* [Challenge] Lines containing the word "获利交易" should be extracted in full.

* [Data shown]
>> START
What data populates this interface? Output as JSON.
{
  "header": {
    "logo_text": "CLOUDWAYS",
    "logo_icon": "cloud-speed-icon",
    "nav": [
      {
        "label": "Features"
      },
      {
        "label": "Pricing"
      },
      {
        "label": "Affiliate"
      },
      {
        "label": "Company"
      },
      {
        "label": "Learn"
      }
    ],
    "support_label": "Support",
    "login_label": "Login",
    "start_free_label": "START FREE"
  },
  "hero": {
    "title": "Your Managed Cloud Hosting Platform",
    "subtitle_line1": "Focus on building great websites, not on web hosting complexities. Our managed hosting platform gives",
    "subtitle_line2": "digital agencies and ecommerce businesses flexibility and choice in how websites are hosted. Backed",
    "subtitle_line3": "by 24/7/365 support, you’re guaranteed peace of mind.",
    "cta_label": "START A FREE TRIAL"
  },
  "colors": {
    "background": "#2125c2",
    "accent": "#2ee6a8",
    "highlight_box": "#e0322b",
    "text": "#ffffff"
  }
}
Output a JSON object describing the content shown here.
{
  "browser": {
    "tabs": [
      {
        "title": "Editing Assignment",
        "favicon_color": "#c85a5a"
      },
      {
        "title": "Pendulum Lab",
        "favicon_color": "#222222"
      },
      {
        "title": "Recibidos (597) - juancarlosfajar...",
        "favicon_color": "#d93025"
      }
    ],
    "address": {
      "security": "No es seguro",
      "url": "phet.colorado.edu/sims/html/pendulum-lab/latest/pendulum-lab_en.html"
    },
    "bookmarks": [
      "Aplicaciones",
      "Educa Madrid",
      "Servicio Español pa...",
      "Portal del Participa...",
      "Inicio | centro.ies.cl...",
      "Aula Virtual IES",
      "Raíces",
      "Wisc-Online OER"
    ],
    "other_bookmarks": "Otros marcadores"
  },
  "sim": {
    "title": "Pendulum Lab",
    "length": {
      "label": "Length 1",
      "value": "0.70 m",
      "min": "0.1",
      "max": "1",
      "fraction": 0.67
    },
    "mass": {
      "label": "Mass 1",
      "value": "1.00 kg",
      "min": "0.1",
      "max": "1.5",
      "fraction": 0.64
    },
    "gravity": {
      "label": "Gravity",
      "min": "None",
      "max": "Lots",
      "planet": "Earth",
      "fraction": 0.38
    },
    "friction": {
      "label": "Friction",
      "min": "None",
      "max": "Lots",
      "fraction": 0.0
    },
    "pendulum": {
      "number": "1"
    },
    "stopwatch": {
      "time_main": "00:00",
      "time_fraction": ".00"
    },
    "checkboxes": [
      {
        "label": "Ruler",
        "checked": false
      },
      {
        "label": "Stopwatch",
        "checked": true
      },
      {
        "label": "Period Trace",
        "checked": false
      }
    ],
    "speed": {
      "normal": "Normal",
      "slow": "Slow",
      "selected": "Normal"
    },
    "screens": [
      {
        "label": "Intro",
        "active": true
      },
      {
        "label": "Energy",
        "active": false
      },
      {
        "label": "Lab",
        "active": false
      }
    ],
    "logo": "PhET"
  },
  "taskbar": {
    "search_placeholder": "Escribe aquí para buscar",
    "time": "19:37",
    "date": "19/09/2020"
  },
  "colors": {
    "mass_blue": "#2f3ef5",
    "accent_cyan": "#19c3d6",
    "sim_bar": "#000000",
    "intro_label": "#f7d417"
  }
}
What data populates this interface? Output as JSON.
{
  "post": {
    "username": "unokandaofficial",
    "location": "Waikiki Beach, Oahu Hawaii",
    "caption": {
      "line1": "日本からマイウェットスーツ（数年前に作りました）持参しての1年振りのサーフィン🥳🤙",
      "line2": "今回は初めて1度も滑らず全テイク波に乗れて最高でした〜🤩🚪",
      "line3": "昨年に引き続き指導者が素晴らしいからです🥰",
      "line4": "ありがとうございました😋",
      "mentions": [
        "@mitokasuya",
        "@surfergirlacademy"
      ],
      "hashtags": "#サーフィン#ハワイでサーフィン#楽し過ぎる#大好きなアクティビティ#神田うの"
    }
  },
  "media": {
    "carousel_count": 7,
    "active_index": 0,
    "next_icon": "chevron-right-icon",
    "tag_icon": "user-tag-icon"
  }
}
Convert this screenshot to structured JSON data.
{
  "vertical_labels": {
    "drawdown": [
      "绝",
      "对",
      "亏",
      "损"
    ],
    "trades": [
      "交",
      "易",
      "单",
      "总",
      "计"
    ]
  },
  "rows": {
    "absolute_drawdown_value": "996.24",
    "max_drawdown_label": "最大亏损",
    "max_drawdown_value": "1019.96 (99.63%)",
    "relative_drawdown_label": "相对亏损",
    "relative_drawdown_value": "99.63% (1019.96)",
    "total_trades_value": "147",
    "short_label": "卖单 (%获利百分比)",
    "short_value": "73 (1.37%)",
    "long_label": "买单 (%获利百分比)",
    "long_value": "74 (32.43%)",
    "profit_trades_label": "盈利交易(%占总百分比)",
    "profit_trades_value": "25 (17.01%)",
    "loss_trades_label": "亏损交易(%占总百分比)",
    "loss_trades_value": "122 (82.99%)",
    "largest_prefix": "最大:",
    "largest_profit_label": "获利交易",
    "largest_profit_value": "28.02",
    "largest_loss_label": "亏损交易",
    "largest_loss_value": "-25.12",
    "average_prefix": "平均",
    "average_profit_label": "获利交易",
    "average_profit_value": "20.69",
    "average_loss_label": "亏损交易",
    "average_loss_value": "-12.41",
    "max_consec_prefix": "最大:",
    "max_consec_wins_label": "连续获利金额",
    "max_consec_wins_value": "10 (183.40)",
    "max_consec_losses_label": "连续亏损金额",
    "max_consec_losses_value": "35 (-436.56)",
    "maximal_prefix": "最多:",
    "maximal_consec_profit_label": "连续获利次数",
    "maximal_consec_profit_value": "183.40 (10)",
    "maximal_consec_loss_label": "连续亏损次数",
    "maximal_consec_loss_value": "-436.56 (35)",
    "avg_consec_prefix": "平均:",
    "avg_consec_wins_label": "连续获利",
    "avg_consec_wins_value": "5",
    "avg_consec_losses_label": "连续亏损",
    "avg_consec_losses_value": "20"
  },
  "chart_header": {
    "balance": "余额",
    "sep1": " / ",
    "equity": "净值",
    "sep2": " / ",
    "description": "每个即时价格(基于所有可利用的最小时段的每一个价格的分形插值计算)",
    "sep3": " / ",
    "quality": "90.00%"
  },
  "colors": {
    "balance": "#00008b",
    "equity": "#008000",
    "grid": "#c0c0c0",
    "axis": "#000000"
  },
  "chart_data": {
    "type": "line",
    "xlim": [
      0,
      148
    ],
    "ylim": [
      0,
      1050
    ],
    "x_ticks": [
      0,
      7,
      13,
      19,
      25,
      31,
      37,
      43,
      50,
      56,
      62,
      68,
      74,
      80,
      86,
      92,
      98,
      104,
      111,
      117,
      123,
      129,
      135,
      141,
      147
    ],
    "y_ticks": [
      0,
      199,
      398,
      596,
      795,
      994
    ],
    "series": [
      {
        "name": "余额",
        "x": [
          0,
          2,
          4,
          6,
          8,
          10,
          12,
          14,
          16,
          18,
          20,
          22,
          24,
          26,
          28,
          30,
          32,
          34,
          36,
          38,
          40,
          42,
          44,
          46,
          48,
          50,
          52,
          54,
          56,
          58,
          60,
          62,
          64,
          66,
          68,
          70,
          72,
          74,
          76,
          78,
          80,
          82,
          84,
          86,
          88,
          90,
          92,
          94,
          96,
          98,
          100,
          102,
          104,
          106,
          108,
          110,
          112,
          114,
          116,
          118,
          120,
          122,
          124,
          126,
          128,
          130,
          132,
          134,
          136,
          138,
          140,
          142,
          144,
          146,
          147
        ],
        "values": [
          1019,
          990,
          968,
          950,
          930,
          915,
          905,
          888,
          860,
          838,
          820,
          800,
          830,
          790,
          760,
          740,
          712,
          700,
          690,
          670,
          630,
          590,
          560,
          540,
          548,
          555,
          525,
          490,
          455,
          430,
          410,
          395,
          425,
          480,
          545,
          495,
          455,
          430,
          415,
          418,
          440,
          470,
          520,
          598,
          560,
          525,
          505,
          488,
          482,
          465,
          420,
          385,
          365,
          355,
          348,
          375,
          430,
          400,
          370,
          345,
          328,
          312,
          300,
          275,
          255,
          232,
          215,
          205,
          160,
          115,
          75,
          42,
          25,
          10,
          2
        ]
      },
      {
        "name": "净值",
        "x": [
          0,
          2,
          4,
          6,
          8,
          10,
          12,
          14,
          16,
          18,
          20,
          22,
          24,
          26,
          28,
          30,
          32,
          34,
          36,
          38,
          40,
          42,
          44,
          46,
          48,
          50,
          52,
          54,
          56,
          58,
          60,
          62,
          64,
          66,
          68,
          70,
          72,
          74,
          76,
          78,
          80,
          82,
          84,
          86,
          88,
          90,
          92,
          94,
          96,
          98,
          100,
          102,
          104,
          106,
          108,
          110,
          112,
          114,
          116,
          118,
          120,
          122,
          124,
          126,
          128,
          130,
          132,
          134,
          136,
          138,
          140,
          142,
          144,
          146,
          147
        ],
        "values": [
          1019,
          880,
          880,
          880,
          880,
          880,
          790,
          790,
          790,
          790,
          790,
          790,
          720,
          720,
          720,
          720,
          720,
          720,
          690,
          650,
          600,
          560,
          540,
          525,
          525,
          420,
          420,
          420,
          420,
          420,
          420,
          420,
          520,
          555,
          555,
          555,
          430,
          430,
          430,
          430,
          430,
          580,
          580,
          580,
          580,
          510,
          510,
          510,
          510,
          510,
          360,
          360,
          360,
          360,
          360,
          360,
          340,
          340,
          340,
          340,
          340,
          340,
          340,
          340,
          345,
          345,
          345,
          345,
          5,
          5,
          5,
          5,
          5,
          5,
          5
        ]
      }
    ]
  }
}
>> END
* [The result]
    "largest_profit_label": "获利交易",
    "average_profit_label": "获利交易",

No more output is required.